*Records provided*
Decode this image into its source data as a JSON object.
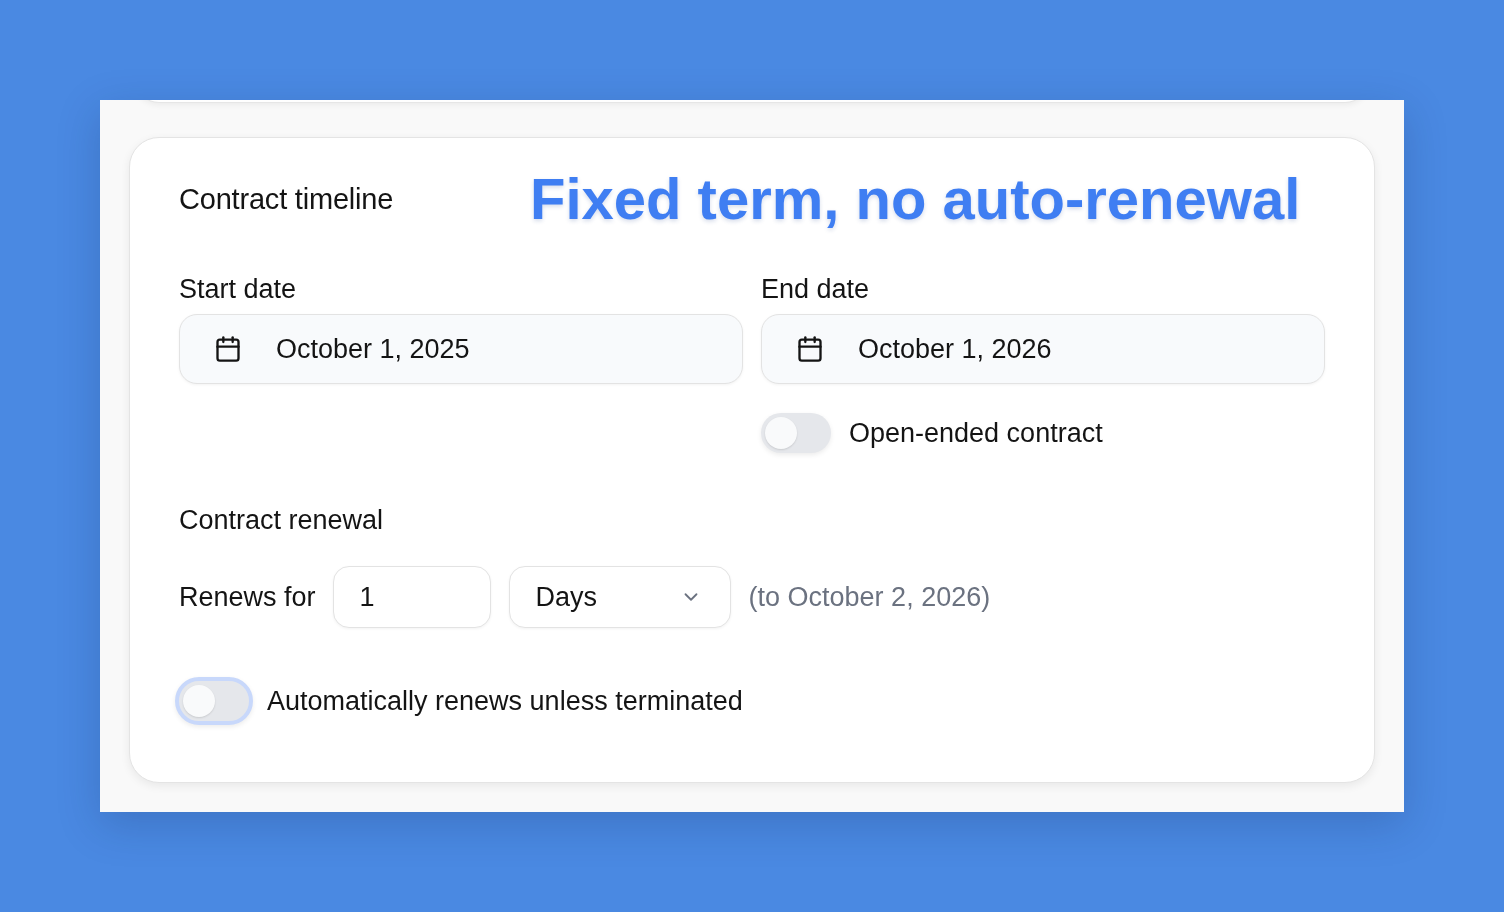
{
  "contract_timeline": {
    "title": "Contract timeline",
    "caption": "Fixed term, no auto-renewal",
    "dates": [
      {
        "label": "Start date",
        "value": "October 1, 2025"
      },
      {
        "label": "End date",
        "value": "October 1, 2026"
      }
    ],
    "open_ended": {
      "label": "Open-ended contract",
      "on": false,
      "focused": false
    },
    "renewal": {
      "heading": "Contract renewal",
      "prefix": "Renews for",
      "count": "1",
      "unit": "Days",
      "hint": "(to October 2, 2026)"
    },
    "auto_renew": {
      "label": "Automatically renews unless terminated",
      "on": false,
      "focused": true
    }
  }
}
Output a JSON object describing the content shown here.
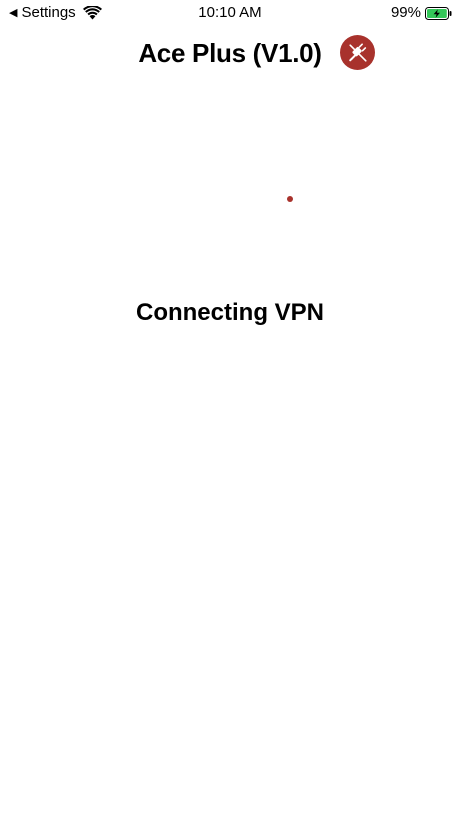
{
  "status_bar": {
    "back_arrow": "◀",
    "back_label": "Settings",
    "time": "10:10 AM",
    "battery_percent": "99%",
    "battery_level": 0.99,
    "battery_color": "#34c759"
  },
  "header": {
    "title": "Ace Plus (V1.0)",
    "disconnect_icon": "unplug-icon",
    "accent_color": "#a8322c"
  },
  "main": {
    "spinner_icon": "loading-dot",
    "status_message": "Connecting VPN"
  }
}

*Job*
In the entries above, find lines with "title" and copy each.

*The completed task*
    "title": "Contract timeline",
    "title": "Ace Plus (V1.0)",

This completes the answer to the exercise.